Send back the entries below exactly as they appear.

- **Supplied information**
* begin *

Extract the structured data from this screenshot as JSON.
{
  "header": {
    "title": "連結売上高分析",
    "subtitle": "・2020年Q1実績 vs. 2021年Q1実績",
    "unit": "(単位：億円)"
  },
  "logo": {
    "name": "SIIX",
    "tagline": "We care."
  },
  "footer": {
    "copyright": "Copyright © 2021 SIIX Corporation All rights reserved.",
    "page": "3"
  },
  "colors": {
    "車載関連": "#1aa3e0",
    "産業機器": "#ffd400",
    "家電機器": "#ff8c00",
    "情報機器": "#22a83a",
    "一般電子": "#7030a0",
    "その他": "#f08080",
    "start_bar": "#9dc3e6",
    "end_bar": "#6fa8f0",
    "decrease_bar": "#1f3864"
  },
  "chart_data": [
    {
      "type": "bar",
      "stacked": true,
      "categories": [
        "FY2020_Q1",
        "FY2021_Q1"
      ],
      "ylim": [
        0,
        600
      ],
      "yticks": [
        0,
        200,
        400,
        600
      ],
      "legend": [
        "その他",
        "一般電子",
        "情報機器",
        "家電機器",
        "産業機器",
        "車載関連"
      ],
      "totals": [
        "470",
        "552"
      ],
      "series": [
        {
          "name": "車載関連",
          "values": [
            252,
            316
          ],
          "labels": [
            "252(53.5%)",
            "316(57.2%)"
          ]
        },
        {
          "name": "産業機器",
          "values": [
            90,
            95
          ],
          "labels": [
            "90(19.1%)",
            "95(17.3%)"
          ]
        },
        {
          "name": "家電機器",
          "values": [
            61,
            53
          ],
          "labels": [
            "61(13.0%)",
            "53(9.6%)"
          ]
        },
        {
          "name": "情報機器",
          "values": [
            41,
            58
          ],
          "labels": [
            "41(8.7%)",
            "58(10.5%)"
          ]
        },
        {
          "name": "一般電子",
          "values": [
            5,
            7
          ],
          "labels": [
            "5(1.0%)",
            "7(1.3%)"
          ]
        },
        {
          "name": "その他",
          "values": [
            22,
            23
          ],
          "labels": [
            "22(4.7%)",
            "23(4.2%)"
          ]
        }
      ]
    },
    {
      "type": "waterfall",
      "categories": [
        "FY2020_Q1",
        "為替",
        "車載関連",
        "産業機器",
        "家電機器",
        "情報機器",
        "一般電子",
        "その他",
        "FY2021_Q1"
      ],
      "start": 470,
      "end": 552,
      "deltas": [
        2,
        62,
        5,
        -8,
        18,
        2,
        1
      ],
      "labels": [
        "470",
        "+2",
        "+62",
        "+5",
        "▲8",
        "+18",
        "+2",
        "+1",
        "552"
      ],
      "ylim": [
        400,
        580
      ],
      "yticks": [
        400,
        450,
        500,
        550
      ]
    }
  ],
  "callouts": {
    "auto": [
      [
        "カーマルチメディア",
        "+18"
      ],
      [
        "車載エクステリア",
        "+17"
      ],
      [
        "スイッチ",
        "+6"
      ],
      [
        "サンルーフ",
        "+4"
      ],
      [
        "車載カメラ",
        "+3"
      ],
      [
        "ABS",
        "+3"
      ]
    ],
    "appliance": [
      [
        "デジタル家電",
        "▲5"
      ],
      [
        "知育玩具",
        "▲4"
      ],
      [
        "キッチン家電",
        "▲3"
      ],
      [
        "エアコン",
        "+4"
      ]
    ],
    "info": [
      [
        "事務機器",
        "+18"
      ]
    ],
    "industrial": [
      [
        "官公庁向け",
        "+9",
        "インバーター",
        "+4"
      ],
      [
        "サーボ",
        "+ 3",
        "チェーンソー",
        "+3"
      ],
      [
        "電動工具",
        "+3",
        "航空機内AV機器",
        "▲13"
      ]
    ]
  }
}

* end *

- **Output of the exercise**
Extract the structured data from this screenshot as JSON.
{
  "header": {
    "title": "連結売上高分析",
    "subtitle": "・2020年Q1実績 vs. 2021年Q1実績",
    "unit": "(単位：億円)"
  },
  "logo": {
    "name": "SIIX",
    "tagline": "We care."
  },
  "footer": {
    "copyright": "Copyright © 2021 SIIX Corporation All rights reserved.",
    "page": "3"
  },
  "colors": {
    "車載関連": "#1aa3e0",
    "産業機器": "#ffd400",
    "家電機器": "#ff8c00",
    "情報機器": "#22a83a",
    "一般電子": "#7030a0",
    "その他": "#f08080",
    "start_bar": "#9dc3e6",
    "end_bar": "#6fa8f0",
    "decrease_bar": "#1f3864"
  },
  "chart_data": [
    {
      "type": "bar",
      "stacked": true,
      "categories": [
        "FY2020_Q1",
        "FY2021_Q1"
      ],
      "ylim": [
        0,
        600
      ],
      "yticks": [
        0,
        200,
        400,
        600
      ],
      "legend": [
        "その他",
        "一般電子",
        "情報機器",
        "家電機器",
        "産業機器",
        "車載関連"
      ],
      "totals": [
        "470",
        "552"
      ],
      "series": [
        {
          "name": "車載関連",
          "values": [
            252,
            316
          ],
          "labels": [
            "252(53.5%)",
            "316(57.2%)"
          ]
        },
        {
          "name": "産業機器",
          "values": [
            90,
            95
          ],
          "labels": [
            "90(19.1%)",
            "95(17.3%)"
          ]
        },
        {
          "name": "家電機器",
          "values": [
            61,
            53
          ],
          "labels": [
            "61(13.0%)",
            "53(9.6%)"
          ]
        },
        {
          "name": "情報機器",
          "values": [
            41,
            58
          ],
          "labels": [
            "41(8.7%)",
            "58(10.5%)"
          ]
        },
        {
          "name": "一般電子",
          "values": [
            5,
            7
          ],
          "labels": [
            "5(1.0%)",
            "7(1.3%)"
          ]
        },
        {
          "name": "その他",
          "values": [
            22,
            23
          ],
          "labels": [
            "22(4.7%)",
            "23(4.2%)"
          ]
        }
      ]
    },
    {
      "type": "waterfall",
      "categories": [
        "FY2020_Q1",
        "為替",
        "車載関連",
        "産業機器",
        "家電機器",
        "情報機器",
        "一般電子",
        "その他",
        "FY2021_Q1"
      ],
      "start": 470,
      "end": 552,
      "deltas": [
        2,
        62,
        5,
        -8,
        18,
        2,
        1
      ],
      "labels": [
        "470",
        "+2",
        "+62",
        "+5",
        "▲8",
        "+18",
        "+2",
        "+1",
        "552"
      ],
      "ylim": [
        400,
        580
      ],
      "yticks": [
        400,
        450,
        500,
        550
      ]
    }
  ],
  "callouts": {
    "auto": [
      [
        "カーマルチメディア",
        "+18"
      ],
      [
        "車載エクステリア",
        "+17"
      ],
      [
        "スイッチ",
        "+6"
      ],
      [
        "サンルーフ",
        "+4"
      ],
      [
        "車載カメラ",
        "+3"
      ],
      [
        "ABS",
        "+3"
      ]
    ],
    "appliance": [
      [
        "デジタル家電",
        "▲5"
      ],
      [
        "知育玩具",
        "▲4"
      ],
      [
        "キッチン家電",
        "▲3"
      ],
      [
        "エアコン",
        "+4"
      ]
    ],
    "info": [
      [
        "事務機器",
        "+18"
      ]
    ],
    "industrial": [
      [
        "官公庁向け",
        "+9",
        "インバーター",
        "+4"
      ],
      [
        "サーボ",
        "+ 3",
        "チェーンソー",
        "+3"
      ],
      [
        "電動工具",
        "+3",
        "航空機内AV機器",
        "▲13"
      ]
    ]
  }
}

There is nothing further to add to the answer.